→ Task requirements
Convert the lines in the records, from the one containing "data-point bbox=[207, 266, 219, 278]" through the one containing "x-tick-label: 80,000 bbox=[967, 148, 1016, 164]", into a Markdown table with two columns: Index for the row number and Text for the line. Skip blank lines.

→ Material for this task
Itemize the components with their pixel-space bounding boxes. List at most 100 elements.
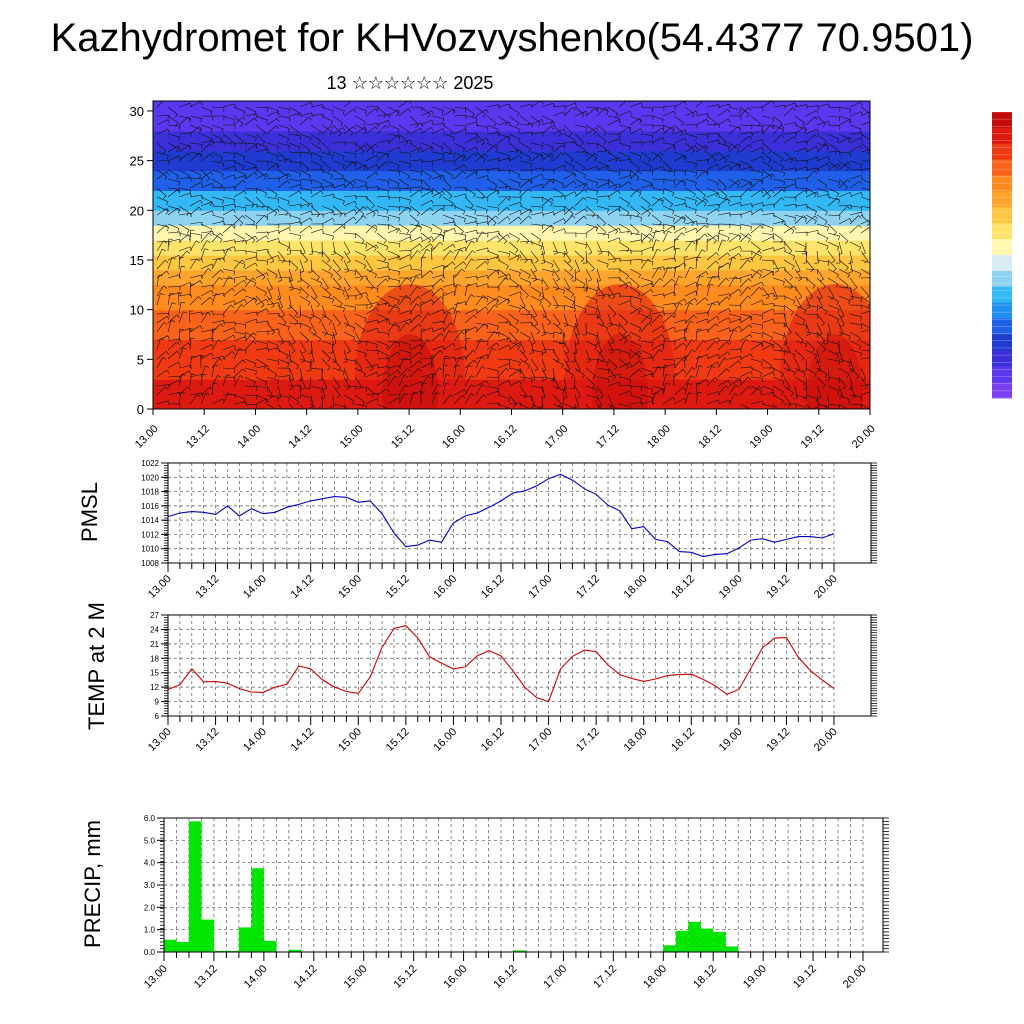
wind-barb-flag [431, 190, 434, 195]
wind-barb [332, 349, 337, 362]
wind-barb-flag [738, 288, 742, 293]
wind-barb-flag [431, 362, 434, 367]
wind-barb [365, 301, 378, 306]
wind-barb-flag [601, 295, 606, 299]
wind-barb [794, 304, 807, 311]
wind-barb [816, 162, 828, 171]
wind-barb [750, 156, 763, 162]
wind-barb [684, 169, 697, 173]
wind-barb-flag [629, 390, 632, 395]
wind-barb-flag [181, 374, 186, 376]
wind-barb [607, 381, 620, 387]
wind-barb-flag [780, 158, 784, 163]
wind-barb [453, 186, 466, 189]
wind-barb [244, 295, 257, 300]
wind-barb [519, 115, 530, 124]
colorbar-swatch [992, 255, 1012, 272]
wind-barb-flag [397, 183, 400, 188]
wind-barb [189, 356, 193, 369]
wind-barb-flag [540, 262, 545, 264]
wind-barb [288, 367, 295, 380]
wind-barb-flag [826, 334, 831, 336]
wind-barb [596, 107, 606, 117]
wind-barb [420, 187, 433, 191]
wind-barb-flag [486, 127, 489, 132]
wind-barb [200, 106, 213, 112]
wind-barb-flag [814, 215, 818, 220]
wind-barb [629, 322, 642, 329]
wind-barb-flag [440, 278, 444, 283]
wind-barb-flag [716, 316, 720, 320]
wind-barb-flag [873, 384, 874, 388]
wind-barb [805, 134, 815, 144]
wind-barb-flag [167, 335, 170, 340]
wind-barb-flag [835, 284, 839, 288]
wind-barb [573, 295, 576, 308]
wind-barb-flag [688, 392, 693, 395]
wind-barb [684, 241, 693, 252]
wind-barb [332, 385, 341, 396]
wind-barb-flag [233, 199, 236, 204]
wind-barb-flag [836, 319, 840, 323]
wind-barb-flag [399, 243, 401, 248]
wind-barb [420, 312, 429, 324]
wind-barb [739, 257, 752, 261]
wind-barb [541, 358, 547, 371]
wind-barb [849, 215, 859, 225]
wind-barb [299, 277, 310, 286]
wind-barb [442, 221, 455, 225]
wind-barb-flag [781, 400, 784, 405]
wind-barb [464, 258, 472, 270]
wind-barb-flag [798, 296, 803, 300]
wind-barb-flag [343, 361, 348, 363]
wind-barb-flag [398, 146, 401, 151]
wind-barb [816, 358, 822, 371]
wind-barb [178, 293, 191, 297]
wind-barb-flag [508, 379, 511, 384]
wind-barb [717, 187, 728, 197]
wind-barb [530, 119, 542, 126]
wind-barb [849, 322, 862, 326]
wind-barb-flag [385, 278, 389, 282]
wind-barb-flag [767, 196, 771, 200]
wind-barb [508, 178, 521, 184]
wind-barb [728, 213, 741, 216]
wind-barb [486, 205, 499, 209]
wind-barb [332, 331, 337, 344]
wind-barb [629, 286, 641, 294]
wind-barb [838, 385, 844, 398]
wind-barb-flag [277, 380, 279, 385]
wind-barb-flag [254, 111, 257, 116]
wind-barb-flag [788, 250, 793, 254]
wind-barb [849, 180, 860, 189]
wind-barb [178, 176, 191, 180]
wind-barb-flag [541, 352, 544, 357]
wind-barb-flag [471, 384, 475, 388]
wind-barb [442, 330, 450, 342]
wind-barb [266, 358, 279, 362]
wind-barb [640, 205, 651, 214]
wind-barb-flag [305, 168, 310, 173]
y-tick-label: 1010 [141, 545, 159, 554]
wind-barb [321, 403, 323, 409]
wind-barb [189, 177, 202, 180]
wind-barb [266, 205, 278, 214]
wind-barb [486, 348, 493, 360]
wind-barb-flag [266, 398, 269, 403]
wind-barb [309, 376, 312, 389]
wind-barb [343, 358, 356, 362]
wind-barb-flag [739, 110, 741, 115]
wind-barb [453, 365, 457, 378]
wind-barb [750, 342, 762, 351]
wind-barb-flag [244, 207, 247, 212]
wind-barb-flag [836, 193, 839, 198]
wind-barb [442, 374, 447, 387]
wind-barb-flag [443, 174, 445, 179]
wind-barb [585, 165, 598, 171]
wind-barb-flag [649, 310, 653, 314]
wind-barb [640, 282, 653, 288]
wind-barb [640, 289, 652, 297]
colorbar-swatch [992, 382, 1012, 399]
wind-barb [552, 195, 565, 198]
wind-barb-flag [496, 190, 500, 194]
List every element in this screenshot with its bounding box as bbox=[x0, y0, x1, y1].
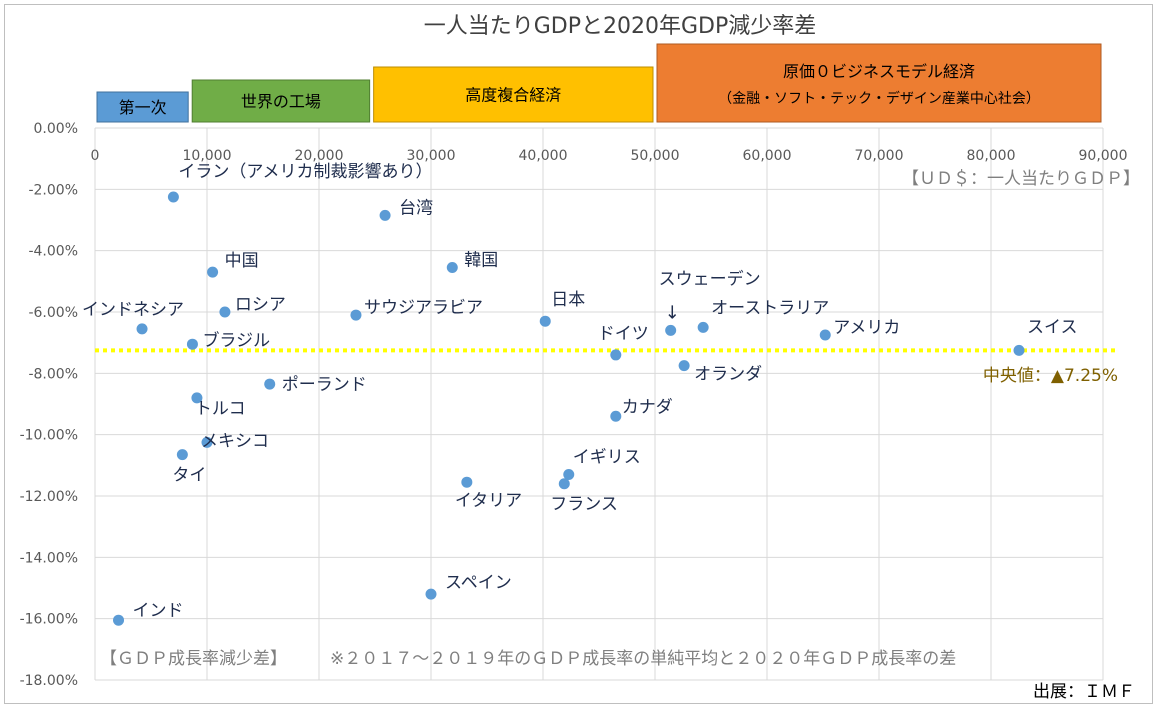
data-point bbox=[207, 266, 219, 278]
data-point bbox=[186, 338, 198, 350]
axes: 0 10,000 20,000 30,000 40,000 50,000 60,000 70,… bbox=[20, 121, 1128, 689]
chart-title: 一人当たりGDPと2020年GDP減少率差 bbox=[424, 14, 817, 39]
x-tick-label: 10,000 bbox=[183, 148, 232, 164]
data-point bbox=[610, 349, 622, 361]
data-points bbox=[113, 191, 1025, 626]
x-tick-label: 0 bbox=[91, 148, 100, 164]
y-tick-label: -16.00% bbox=[20, 612, 78, 628]
data-label: ドイツ bbox=[598, 324, 649, 344]
x-tick-label: 40,000 bbox=[519, 148, 568, 164]
y-tick-label: -10.00% bbox=[20, 428, 78, 444]
data-label: 韓国 bbox=[464, 251, 498, 271]
data-point bbox=[819, 329, 831, 341]
x-tick-label: 50,000 bbox=[631, 148, 680, 164]
stage-band bbox=[656, 43, 1102, 123]
data-label: イラン（アメリカ制裁影響あり） bbox=[178, 162, 432, 182]
data-point bbox=[113, 614, 125, 626]
data-point bbox=[697, 321, 709, 333]
data-label: 中国 bbox=[225, 251, 259, 271]
y-tick-label: 0.00% bbox=[34, 121, 78, 137]
x-tick-label: 30,000 bbox=[407, 148, 456, 164]
data-label: 日本 bbox=[551, 290, 585, 310]
y-tick-label: -14.00% bbox=[20, 550, 78, 566]
stage-label: 第一次 bbox=[119, 98, 167, 117]
data-label: スウェーデン bbox=[659, 268, 761, 289]
data-point bbox=[176, 449, 188, 461]
data-point bbox=[539, 315, 551, 327]
data-point bbox=[461, 476, 473, 488]
data-label: インドネシア bbox=[82, 300, 184, 320]
data-point bbox=[563, 469, 575, 481]
footnote: ※２０１７～２０１９年のＧＤＰ成長率の単純平均と２０２０年ＧＤＰ成長率の差 bbox=[330, 649, 956, 669]
data-label: カナダ bbox=[622, 397, 673, 417]
data-label: サウジアラビア bbox=[364, 298, 483, 318]
stage-band bbox=[96, 91, 189, 123]
data-label: オランダ bbox=[694, 365, 762, 385]
data-label: インド bbox=[133, 601, 184, 621]
data-point bbox=[264, 378, 276, 390]
data-label: ポーランド bbox=[282, 375, 367, 395]
stage-label: 原価０ビジネスモデル経済 bbox=[783, 62, 975, 81]
x-tick-label: 80,000 bbox=[967, 148, 1016, 164]
data-point bbox=[610, 410, 622, 422]
data-label: イタリア bbox=[455, 491, 522, 511]
arrow-label: ↓ bbox=[665, 302, 680, 323]
stage-band bbox=[191, 79, 371, 123]
data-point bbox=[665, 324, 677, 336]
y-tick-label: -18.00% bbox=[20, 673, 78, 689]
data-point bbox=[201, 436, 213, 448]
y-tick-label: -4.00% bbox=[28, 244, 78, 260]
y-tick-label: -6.00% bbox=[28, 305, 78, 321]
data-label: 台湾 bbox=[399, 198, 433, 218]
data-point bbox=[136, 323, 148, 335]
source-note: 出展：ＩＭＦ bbox=[1033, 682, 1135, 702]
y-axis-note: 【ＧＤＰ成長率減少差】 bbox=[100, 649, 287, 669]
economic-stage-bands: 第一次 世界の工場 高度複合経済 原価０ビジネスモデル経済 （金融・ソフト・テック・デザ… bbox=[96, 43, 1102, 123]
data-label: アメリカ bbox=[833, 318, 900, 338]
data-point bbox=[1013, 344, 1025, 356]
y-tick-label: -2.00% bbox=[28, 182, 78, 198]
data-label: トルコ bbox=[195, 399, 246, 419]
stage-band bbox=[373, 66, 654, 123]
data-label: タイ bbox=[172, 466, 206, 486]
stage-label: 高度複合経済 bbox=[465, 86, 561, 105]
median-label: 中央値：▲7.25% bbox=[983, 366, 1118, 386]
x-tick-label: 90,000 bbox=[1079, 148, 1128, 164]
x-tick-label: 20,000 bbox=[295, 148, 344, 164]
data-label: スペイン bbox=[445, 573, 512, 593]
data-label: メキシコ bbox=[201, 431, 269, 451]
data-label: オーストラリア bbox=[711, 298, 829, 318]
data-point bbox=[425, 588, 437, 600]
data-point bbox=[379, 209, 391, 221]
x-axis-note: 【ＵＤ＄：一人当たりＧＤＰ】 bbox=[902, 169, 1140, 189]
data-point bbox=[678, 360, 690, 372]
data-label: フランス bbox=[550, 495, 618, 515]
gridlines bbox=[94, 127, 1104, 681]
data-point bbox=[167, 191, 179, 203]
data-point bbox=[191, 392, 203, 404]
stage-sublabel: （金融・ソフト・テック・デザイン産業中心社会） bbox=[718, 90, 1040, 107]
y-tick-label: -8.00% bbox=[28, 366, 78, 382]
data-label: スイス bbox=[1027, 317, 1078, 337]
data-point bbox=[446, 262, 458, 274]
data-point bbox=[350, 309, 362, 321]
data-point bbox=[219, 306, 231, 318]
x-tick-label: 70,000 bbox=[855, 148, 904, 164]
stage-label: 世界の工場 bbox=[241, 92, 321, 111]
data-label: ロシア bbox=[235, 295, 286, 315]
x-tick-label: 60,000 bbox=[743, 148, 792, 164]
data-label: イギリス bbox=[573, 448, 641, 468]
y-tick-label: -12.00% bbox=[20, 489, 78, 505]
data-point bbox=[558, 478, 570, 490]
data-label: ブラジル bbox=[202, 330, 270, 351]
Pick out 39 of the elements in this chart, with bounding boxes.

→ Exercise output
| Index | Text |
|---|---|
| 1 | data-point bbox=[207, 266, 219, 278] |
| 2 | data-point bbox=[186, 338, 198, 350] |
| 3 | axes: 0 10,000 20,000 30,000 40,000 50,000 60,000 70,… bbox=[20, 121, 1128, 689] |
| 4 | chart-title: 一人当たりGDPと2020年GDP減少率差 bbox=[424, 14, 817, 39] |
| 5 | x-tick-label: 10,000 bbox=[183, 148, 232, 164] |
| 6 | data-point bbox=[610, 349, 622, 361] |
| 7 | data-points bbox=[113, 191, 1025, 626] |
| 8 | x-tick-label: 0 bbox=[91, 148, 100, 164] |
| 9 | y-tick-label: -16.00% bbox=[20, 612, 78, 628] |
| 10 | data-label: ドイツ bbox=[598, 324, 649, 344] |
| 11 | x-tick-label: 40,000 bbox=[519, 148, 568, 164] |
| 12 | y-tick-label: -10.00% bbox=[20, 428, 78, 444] |
| 13 | data-label: 韓国 bbox=[464, 251, 498, 271] |
| 14 | data-point bbox=[819, 329, 831, 341] |
| 15 | x-tick-label: 50,000 bbox=[631, 148, 680, 164] |
| 16 | stage-band bbox=[656, 43, 1102, 123] |
| 17 | data-label: イラン（アメリカ制裁影響あり） bbox=[178, 162, 432, 182] |
| 18 | data-point bbox=[113, 614, 125, 626] |
| 19 | data-point bbox=[697, 321, 709, 333] |
| 20 | data-label: 中国 bbox=[225, 251, 259, 271] |
| 21 | y-tick-label: 0.00% bbox=[34, 121, 78, 137] |
| 22 | x-tick-label: 30,000 bbox=[407, 148, 456, 164] |
| 23 | data-label: 日本 bbox=[551, 290, 585, 310] |
| 24 | y-tick-label: -14.00% bbox=[20, 550, 78, 566] |
| 25 | stage-label: 第一次 bbox=[119, 98, 167, 117] |
| 26 | data-label: スウェーデン bbox=[659, 268, 761, 289] |
| 27 | data-point bbox=[176, 449, 188, 461] |
| 28 | data-point bbox=[539, 315, 551, 327] |
| 29 | data-point bbox=[461, 476, 473, 488] |
| 30 | data-label: インドネシア bbox=[82, 300, 184, 320] |
| 31 | data-point bbox=[563, 469, 575, 481] |
| 32 | footnote: ※２０１７～２０１９年のＧＤＰ成長率の単純平均と２０２０年ＧＤＰ成長率の差 bbox=[330, 649, 956, 669] |
| 33 | data-label: カナダ bbox=[622, 397, 673, 417] |
| 34 | data-label: サウジアラビア bbox=[364, 298, 483, 318] |
| 35 | stage-band bbox=[96, 91, 189, 123] |
| 36 | data-label: オランダ bbox=[694, 365, 762, 385] |
| 37 | data-label: インド bbox=[133, 601, 184, 621] |
| 38 | data-point bbox=[264, 378, 276, 390] |
| 39 | data-label: ポーランド bbox=[282, 375, 367, 395] |
| 40 | stage-label: 原価０ビジネスモデル経済 bbox=[783, 62, 975, 81] |
| 41 | x-tick-label: 80,000 bbox=[967, 148, 1016, 164] |